■ **What you are asked to do**
Transcribe each line of the material as it is, and drop any picture.

■ **Data provided**
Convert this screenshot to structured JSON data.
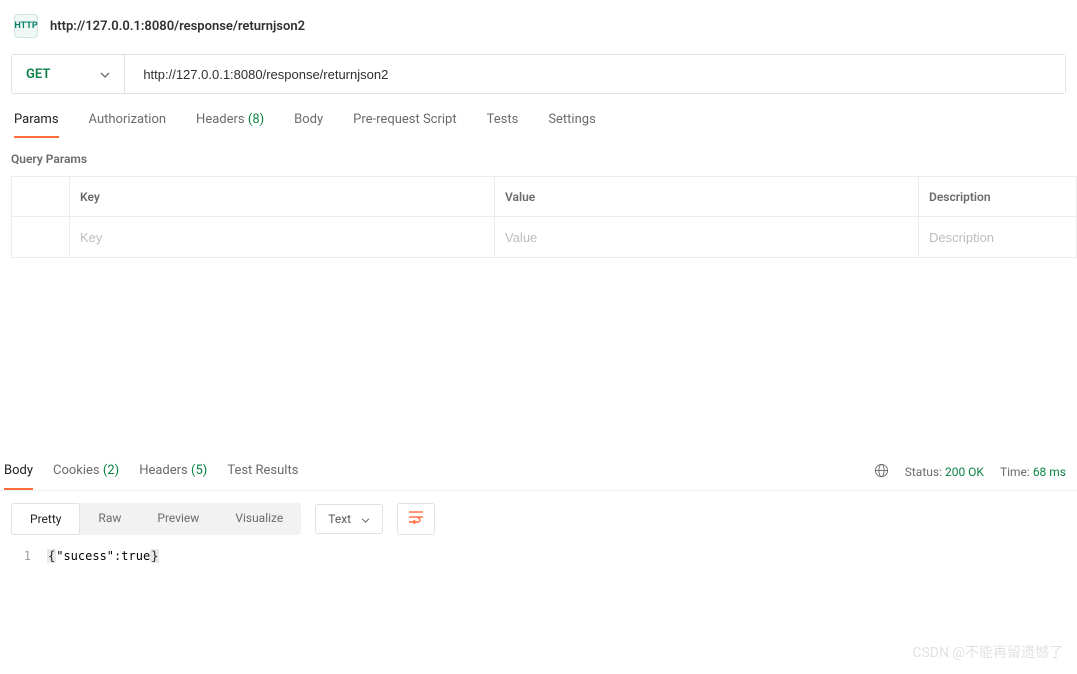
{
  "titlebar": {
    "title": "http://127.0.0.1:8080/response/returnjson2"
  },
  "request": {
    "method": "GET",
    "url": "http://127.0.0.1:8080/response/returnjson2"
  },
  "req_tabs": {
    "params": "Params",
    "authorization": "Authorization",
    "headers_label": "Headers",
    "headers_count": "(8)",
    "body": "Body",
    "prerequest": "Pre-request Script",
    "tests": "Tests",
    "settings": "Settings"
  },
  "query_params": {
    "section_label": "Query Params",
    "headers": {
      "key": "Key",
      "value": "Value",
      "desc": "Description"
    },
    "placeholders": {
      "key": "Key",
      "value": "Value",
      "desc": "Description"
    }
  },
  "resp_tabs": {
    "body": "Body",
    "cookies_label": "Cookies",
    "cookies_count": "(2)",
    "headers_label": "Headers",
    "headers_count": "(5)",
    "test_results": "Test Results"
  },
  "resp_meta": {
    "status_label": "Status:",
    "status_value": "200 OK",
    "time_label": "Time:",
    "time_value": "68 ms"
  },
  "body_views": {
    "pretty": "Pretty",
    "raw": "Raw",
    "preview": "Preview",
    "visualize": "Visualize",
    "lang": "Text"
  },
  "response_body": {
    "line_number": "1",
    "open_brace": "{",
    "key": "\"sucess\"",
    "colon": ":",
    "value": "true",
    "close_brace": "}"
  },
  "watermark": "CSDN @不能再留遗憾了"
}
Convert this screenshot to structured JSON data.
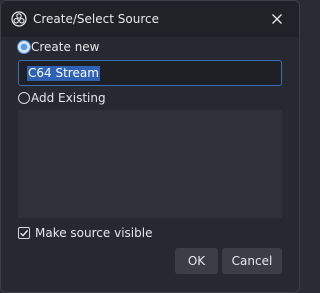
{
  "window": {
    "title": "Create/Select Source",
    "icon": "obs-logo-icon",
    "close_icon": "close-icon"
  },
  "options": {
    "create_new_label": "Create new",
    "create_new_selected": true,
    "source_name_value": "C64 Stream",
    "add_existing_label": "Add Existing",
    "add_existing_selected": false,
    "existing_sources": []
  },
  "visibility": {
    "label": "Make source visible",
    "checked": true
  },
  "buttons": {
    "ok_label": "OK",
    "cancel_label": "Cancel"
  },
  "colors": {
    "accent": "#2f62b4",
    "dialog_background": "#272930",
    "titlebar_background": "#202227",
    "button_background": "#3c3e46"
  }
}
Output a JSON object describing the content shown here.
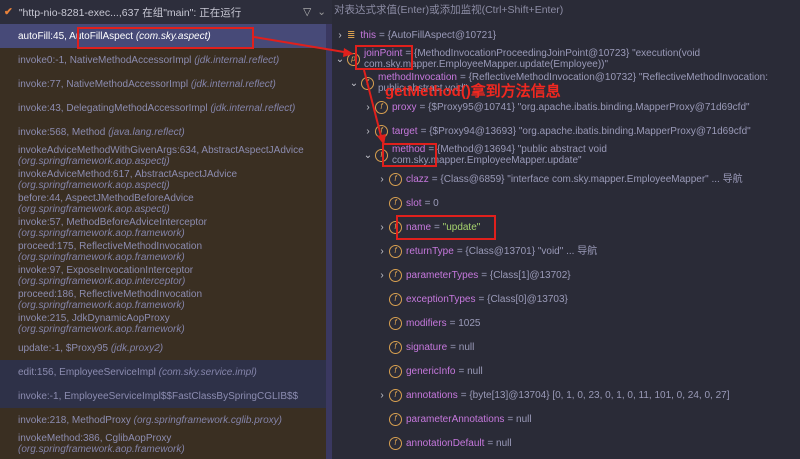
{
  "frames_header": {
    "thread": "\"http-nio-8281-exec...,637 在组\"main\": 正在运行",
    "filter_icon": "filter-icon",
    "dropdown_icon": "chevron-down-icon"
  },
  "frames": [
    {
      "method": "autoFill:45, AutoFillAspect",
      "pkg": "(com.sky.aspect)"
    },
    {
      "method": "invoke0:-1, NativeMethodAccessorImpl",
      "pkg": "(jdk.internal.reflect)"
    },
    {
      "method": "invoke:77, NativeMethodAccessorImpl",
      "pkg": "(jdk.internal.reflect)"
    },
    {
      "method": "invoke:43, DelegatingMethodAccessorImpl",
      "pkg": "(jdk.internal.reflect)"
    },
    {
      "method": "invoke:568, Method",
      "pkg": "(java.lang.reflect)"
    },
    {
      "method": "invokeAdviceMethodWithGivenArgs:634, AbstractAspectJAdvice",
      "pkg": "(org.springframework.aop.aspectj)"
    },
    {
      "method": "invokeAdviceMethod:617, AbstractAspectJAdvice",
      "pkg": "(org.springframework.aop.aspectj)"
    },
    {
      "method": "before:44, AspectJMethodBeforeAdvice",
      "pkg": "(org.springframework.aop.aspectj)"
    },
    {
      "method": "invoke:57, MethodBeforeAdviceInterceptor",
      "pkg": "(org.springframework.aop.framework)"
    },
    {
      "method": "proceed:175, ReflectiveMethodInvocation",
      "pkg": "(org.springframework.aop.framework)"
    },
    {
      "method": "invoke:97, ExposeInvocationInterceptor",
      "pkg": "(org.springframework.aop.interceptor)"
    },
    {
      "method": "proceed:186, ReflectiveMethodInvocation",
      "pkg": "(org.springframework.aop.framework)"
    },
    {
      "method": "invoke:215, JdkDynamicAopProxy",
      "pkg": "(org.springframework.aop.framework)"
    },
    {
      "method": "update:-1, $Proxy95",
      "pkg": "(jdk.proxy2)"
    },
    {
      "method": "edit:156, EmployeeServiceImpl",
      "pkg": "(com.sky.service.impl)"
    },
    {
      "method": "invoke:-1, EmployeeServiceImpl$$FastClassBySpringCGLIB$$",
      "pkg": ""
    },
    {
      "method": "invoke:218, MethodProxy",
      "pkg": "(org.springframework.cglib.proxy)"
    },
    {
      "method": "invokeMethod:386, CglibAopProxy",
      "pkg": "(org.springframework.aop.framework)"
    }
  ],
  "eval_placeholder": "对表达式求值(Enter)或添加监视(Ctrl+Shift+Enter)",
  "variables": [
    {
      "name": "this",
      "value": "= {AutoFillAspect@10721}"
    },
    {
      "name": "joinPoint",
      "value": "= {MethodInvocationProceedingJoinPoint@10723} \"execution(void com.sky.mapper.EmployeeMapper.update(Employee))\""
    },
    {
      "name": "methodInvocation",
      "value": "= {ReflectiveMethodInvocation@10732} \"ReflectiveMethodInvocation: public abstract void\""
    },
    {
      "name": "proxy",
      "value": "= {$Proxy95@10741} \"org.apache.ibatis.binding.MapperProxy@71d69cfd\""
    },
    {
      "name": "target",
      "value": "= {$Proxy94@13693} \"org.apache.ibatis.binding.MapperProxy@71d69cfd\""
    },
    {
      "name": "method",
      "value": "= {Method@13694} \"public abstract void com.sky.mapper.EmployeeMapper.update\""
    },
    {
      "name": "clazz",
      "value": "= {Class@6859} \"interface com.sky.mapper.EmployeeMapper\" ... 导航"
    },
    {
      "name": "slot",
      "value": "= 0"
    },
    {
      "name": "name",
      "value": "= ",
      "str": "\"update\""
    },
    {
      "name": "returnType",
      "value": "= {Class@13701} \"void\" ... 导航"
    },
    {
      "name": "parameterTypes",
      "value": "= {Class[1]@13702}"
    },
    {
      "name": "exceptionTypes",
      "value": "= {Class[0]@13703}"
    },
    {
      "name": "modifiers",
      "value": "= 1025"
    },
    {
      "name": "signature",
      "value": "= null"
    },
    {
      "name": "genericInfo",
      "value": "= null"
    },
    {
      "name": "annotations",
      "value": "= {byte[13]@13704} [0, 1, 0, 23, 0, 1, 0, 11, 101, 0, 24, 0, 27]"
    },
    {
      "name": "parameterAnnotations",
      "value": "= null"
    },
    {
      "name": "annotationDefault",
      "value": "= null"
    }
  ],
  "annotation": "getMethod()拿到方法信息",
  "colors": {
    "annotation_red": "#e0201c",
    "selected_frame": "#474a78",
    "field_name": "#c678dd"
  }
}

■ **Task solution**
Convert this screenshot to structured JSON data.
{
  "titlebar": {
    "title": "http://127.0.0.1:8080/response/returnjson2"
  },
  "request": {
    "method": "GET",
    "url": "http://127.0.0.1:8080/response/returnjson2"
  },
  "req_tabs": {
    "params": "Params",
    "authorization": "Authorization",
    "headers_label": "Headers",
    "headers_count": "(8)",
    "body": "Body",
    "prerequest": "Pre-request Script",
    "tests": "Tests",
    "settings": "Settings"
  },
  "query_params": {
    "section_label": "Query Params",
    "headers": {
      "key": "Key",
      "value": "Value",
      "desc": "Description"
    },
    "placeholders": {
      "key": "Key",
      "value": "Value",
      "desc": "Description"
    }
  },
  "resp_tabs": {
    "body": "Body",
    "cookies_label": "Cookies",
    "cookies_count": "(2)",
    "headers_label": "Headers",
    "headers_count": "(5)",
    "test_results": "Test Results"
  },
  "resp_meta": {
    "status_label": "Status:",
    "status_value": "200 OK",
    "time_label": "Time:",
    "time_value": "68 ms"
  },
  "body_views": {
    "pretty": "Pretty",
    "raw": "Raw",
    "preview": "Preview",
    "visualize": "Visualize",
    "lang": "Text"
  },
  "response_body": {
    "line_number": "1",
    "open_brace": "{",
    "key": "\"sucess\"",
    "colon": ":",
    "value": "true",
    "close_brace": "}"
  },
  "watermark": "CSDN @不能再留遗憾了"
}
Convert this screenshot to structured JSON data.
{
  "window": {
    "title": "Create/Select Source",
    "icon": "obs-logo-icon",
    "close_icon": "close-icon"
  },
  "options": {
    "create_new_label": "Create new",
    "create_new_selected": true,
    "source_name_value": "C64 Stream",
    "add_existing_label": "Add Existing",
    "add_existing_selected": false,
    "existing_sources": []
  },
  "visibility": {
    "label": "Make source visible",
    "checked": true
  },
  "buttons": {
    "ok_label": "OK",
    "cancel_label": "Cancel"
  },
  "colors": {
    "accent": "#2f62b4",
    "dialog_background": "#272930",
    "titlebar_background": "#202227",
    "button_background": "#3c3e46"
  }
}
Output a JSON object describing the content shown here.
{
  "frames_header": {
    "thread": "\"http-nio-8281-exec...,637 在组\"main\": 正在运行",
    "filter_icon": "filter-icon",
    "dropdown_icon": "chevron-down-icon"
  },
  "frames": [
    {
      "method": "autoFill:45, AutoFillAspect",
      "pkg": "(com.sky.aspect)"
    },
    {
      "method": "invoke0:-1, NativeMethodAccessorImpl",
      "pkg": "(jdk.internal.reflect)"
    },
    {
      "method": "invoke:77, NativeMethodAccessorImpl",
      "pkg": "(jdk.internal.reflect)"
    },
    {
      "method": "invoke:43, DelegatingMethodAccessorImpl",
      "pkg": "(jdk.internal.reflect)"
    },
    {
      "method": "invoke:568, Method",
      "pkg": "(java.lang.reflect)"
    },
    {
      "method": "invokeAdviceMethodWithGivenArgs:634, AbstractAspectJAdvice",
      "pkg": "(org.springframework.aop.aspectj)"
    },
    {
      "method": "invokeAdviceMethod:617, AbstractAspectJAdvice",
      "pkg": "(org.springframework.aop.aspectj)"
    },
    {
      "method": "before:44, AspectJMethodBeforeAdvice",
      "pkg": "(org.springframework.aop.aspectj)"
    },
    {
      "method": "invoke:57, MethodBeforeAdviceInterceptor",
      "pkg": "(org.springframework.aop.framework)"
    },
    {
      "method": "proceed:175, ReflectiveMethodInvocation",
      "pkg": "(org.springframework.aop.framework)"
    },
    {
      "method": "invoke:97, ExposeInvocationInterceptor",
      "pkg": "(org.springframework.aop.interceptor)"
    },
    {
      "method": "proceed:186, ReflectiveMethodInvocation",
      "pkg": "(org.springframework.aop.framework)"
    },
    {
      "method": "invoke:215, JdkDynamicAopProxy",
      "pkg": "(org.springframework.aop.framework)"
    },
    {
      "method": "update:-1, $Proxy95",
      "pkg": "(jdk.proxy2)"
    },
    {
      "method": "edit:156, EmployeeServiceImpl",
      "pkg": "(com.sky.service.impl)"
    },
    {
      "method": "invoke:-1, EmployeeServiceImpl$$FastClassBySpringCGLIB$$",
      "pkg": ""
    },
    {
      "method": "invoke:218, MethodProxy",
      "pkg": "(org.springframework.cglib.proxy)"
    },
    {
      "method": "invokeMethod:386, CglibAopProxy",
      "pkg": "(org.springframework.aop.framework)"
    }
  ],
  "eval_placeholder": "对表达式求值(Enter)或添加监视(Ctrl+Shift+Enter)",
  "variables": [
    {
      "name": "this",
      "value": "= {AutoFillAspect@10721}"
    },
    {
      "name": "joinPoint",
      "value": "= {MethodInvocationProceedingJoinPoint@10723} \"execution(void com.sky.mapper.EmployeeMapper.update(Employee))\""
    },
    {
      "name": "methodInvocation",
      "value": "= {ReflectiveMethodInvocation@10732} \"ReflectiveMethodInvocation: public abstract void\""
    },
    {
      "name": "proxy",
      "value": "= {$Proxy95@10741} \"org.apache.ibatis.binding.MapperProxy@71d69cfd\""
    },
    {
      "name": "target",
      "value": "= {$Proxy94@13693} \"org.apache.ibatis.binding.MapperProxy@71d69cfd\""
    },
    {
      "name": "method",
      "value": "= {Method@13694} \"public abstract void com.sky.mapper.EmployeeMapper.update\""
    },
    {
      "name": "clazz",
      "value": "= {Class@6859} \"interface com.sky.mapper.EmployeeMapper\" ... 导航"
    },
    {
      "name": "slot",
      "value": "= 0"
    },
    {
      "name": "name",
      "value": "= ",
      "str": "\"update\""
    },
    {
      "name": "returnType",
      "value": "= {Class@13701} \"void\" ... 导航"
    },
    {
      "name": "parameterTypes",
      "value": "= {Class[1]@13702}"
    },
    {
      "name": "exceptionTypes",
      "value": "= {Class[0]@13703}"
    },
    {
      "name": "modifiers",
      "value": "= 1025"
    },
    {
      "name": "signature",
      "value": "= null"
    },
    {
      "name": "genericInfo",
      "value": "= null"
    },
    {
      "name": "annotations",
      "value": "= {byte[13]@13704} [0, 1, 0, 23, 0, 1, 0, 11, 101, 0, 24, 0, 27]"
    },
    {
      "name": "parameterAnnotations",
      "value": "= null"
    },
    {
      "name": "annotationDefault",
      "value": "= null"
    }
  ],
  "annotation": "getMethod()拿到方法信息",
  "colors": {
    "annotation_red": "#e0201c",
    "selected_frame": "#474a78",
    "field_name": "#c678dd"
  }
}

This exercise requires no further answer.